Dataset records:
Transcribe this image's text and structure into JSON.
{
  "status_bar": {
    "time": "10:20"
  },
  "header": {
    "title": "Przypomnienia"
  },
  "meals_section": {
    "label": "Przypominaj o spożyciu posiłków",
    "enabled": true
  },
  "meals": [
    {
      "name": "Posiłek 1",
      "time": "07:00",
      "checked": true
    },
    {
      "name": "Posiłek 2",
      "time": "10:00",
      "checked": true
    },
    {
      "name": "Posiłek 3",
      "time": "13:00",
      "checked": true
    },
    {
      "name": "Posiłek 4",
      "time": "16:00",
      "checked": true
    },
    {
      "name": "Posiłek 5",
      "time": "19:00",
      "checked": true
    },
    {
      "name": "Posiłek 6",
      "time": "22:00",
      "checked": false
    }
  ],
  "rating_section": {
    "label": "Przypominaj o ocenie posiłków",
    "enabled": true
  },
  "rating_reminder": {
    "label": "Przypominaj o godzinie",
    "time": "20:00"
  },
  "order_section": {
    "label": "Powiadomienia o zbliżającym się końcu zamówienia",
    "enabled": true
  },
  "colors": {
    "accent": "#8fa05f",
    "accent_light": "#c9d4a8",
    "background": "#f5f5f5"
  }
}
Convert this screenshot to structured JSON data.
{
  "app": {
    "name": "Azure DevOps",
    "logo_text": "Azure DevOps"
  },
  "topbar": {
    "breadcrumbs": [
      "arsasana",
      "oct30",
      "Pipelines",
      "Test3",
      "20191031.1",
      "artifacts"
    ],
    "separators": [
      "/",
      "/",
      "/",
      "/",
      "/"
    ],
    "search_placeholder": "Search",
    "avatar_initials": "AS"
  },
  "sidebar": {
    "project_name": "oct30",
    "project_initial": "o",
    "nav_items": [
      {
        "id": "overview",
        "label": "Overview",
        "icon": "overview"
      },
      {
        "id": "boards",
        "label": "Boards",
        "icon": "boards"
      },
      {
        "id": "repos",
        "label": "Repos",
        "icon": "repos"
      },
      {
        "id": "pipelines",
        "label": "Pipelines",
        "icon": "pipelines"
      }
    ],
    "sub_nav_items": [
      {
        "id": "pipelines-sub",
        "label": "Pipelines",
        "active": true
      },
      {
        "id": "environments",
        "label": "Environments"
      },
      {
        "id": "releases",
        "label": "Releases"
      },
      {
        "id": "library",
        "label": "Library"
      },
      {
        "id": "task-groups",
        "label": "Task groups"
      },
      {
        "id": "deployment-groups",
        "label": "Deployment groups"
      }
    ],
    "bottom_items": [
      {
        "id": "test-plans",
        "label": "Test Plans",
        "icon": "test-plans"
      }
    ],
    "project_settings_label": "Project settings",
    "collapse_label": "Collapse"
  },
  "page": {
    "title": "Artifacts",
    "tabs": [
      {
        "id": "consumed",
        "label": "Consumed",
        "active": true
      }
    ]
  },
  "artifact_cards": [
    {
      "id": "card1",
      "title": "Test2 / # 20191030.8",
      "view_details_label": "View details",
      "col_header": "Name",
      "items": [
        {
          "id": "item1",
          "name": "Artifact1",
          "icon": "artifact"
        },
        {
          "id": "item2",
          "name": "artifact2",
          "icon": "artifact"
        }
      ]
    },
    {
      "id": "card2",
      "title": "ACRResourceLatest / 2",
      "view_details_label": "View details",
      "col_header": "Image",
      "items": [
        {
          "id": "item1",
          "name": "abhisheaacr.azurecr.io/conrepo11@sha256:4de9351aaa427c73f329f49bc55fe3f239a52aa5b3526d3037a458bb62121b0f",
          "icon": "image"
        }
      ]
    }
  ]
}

• SET PROBLEM
Repeat the listing exactly, from its first line to its last.

• FINISHED EXERCISE
Transcribe this image's text and structure into JSON.
{
  "status_bar": {
    "time": "10:20"
  },
  "header": {
    "title": "Przypomnienia"
  },
  "meals_section": {
    "label": "Przypominaj o spożyciu posiłków",
    "enabled": true
  },
  "meals": [
    {
      "name": "Posiłek 1",
      "time": "07:00",
      "checked": true
    },
    {
      "name": "Posiłek 2",
      "time": "10:00",
      "checked": true
    },
    {
      "name": "Posiłek 3",
      "time": "13:00",
      "checked": true
    },
    {
      "name": "Posiłek 4",
      "time": "16:00",
      "checked": true
    },
    {
      "name": "Posiłek 5",
      "time": "19:00",
      "checked": true
    },
    {
      "name": "Posiłek 6",
      "time": "22:00",
      "checked": false
    }
  ],
  "rating_section": {
    "label": "Przypominaj o ocenie posiłków",
    "enabled": true
  },
  "rating_reminder": {
    "label": "Przypominaj o godzinie",
    "time": "20:00"
  },
  "order_section": {
    "label": "Powiadomienia o zbliżającym się końcu zamówienia",
    "enabled": true
  },
  "colors": {
    "accent": "#8fa05f",
    "accent_light": "#c9d4a8",
    "background": "#f5f5f5"
  }
}
Convert this screenshot to structured JSON data.
{
  "app": {
    "name": "Azure DevOps",
    "logo_text": "Azure DevOps"
  },
  "topbar": {
    "breadcrumbs": [
      "arsasana",
      "oct30",
      "Pipelines",
      "Test3",
      "20191031.1",
      "artifacts"
    ],
    "separators": [
      "/",
      "/",
      "/",
      "/",
      "/"
    ],
    "search_placeholder": "Search",
    "avatar_initials": "AS"
  },
  "sidebar": {
    "project_name": "oct30",
    "project_initial": "o",
    "nav_items": [
      {
        "id": "overview",
        "label": "Overview",
        "icon": "overview"
      },
      {
        "id": "boards",
        "label": "Boards",
        "icon": "boards"
      },
      {
        "id": "repos",
        "label": "Repos",
        "icon": "repos"
      },
      {
        "id": "pipelines",
        "label": "Pipelines",
        "icon": "pipelines"
      }
    ],
    "sub_nav_items": [
      {
        "id": "pipelines-sub",
        "label": "Pipelines",
        "active": true
      },
      {
        "id": "environments",
        "label": "Environments"
      },
      {
        "id": "releases",
        "label": "Releases"
      },
      {
        "id": "library",
        "label": "Library"
      },
      {
        "id": "task-groups",
        "label": "Task groups"
      },
      {
        "id": "deployment-groups",
        "label": "Deployment groups"
      }
    ],
    "bottom_items": [
      {
        "id": "test-plans",
        "label": "Test Plans",
        "icon": "test-plans"
      }
    ],
    "project_settings_label": "Project settings",
    "collapse_label": "Collapse"
  },
  "page": {
    "title": "Artifacts",
    "tabs": [
      {
        "id": "consumed",
        "label": "Consumed",
        "active": true
      }
    ]
  },
  "artifact_cards": [
    {
      "id": "card1",
      "title": "Test2 / # 20191030.8",
      "view_details_label": "View details",
      "col_header": "Name",
      "items": [
        {
          "id": "item1",
          "name": "Artifact1",
          "icon": "artifact"
        },
        {
          "id": "item2",
          "name": "artifact2",
          "icon": "artifact"
        }
      ]
    },
    {
      "id": "card2",
      "title": "ACRResourceLatest / 2",
      "view_details_label": "View details",
      "col_header": "Image",
      "items": [
        {
          "id": "item1",
          "name": "abhisheaacr.azurecr.io/conrepo11@sha256:4de9351aaa427c73f329f49bc55fe3f239a52aa5b3526d3037a458bb62121b0f",
          "icon": "image"
        }
      ]
    }
  ]
}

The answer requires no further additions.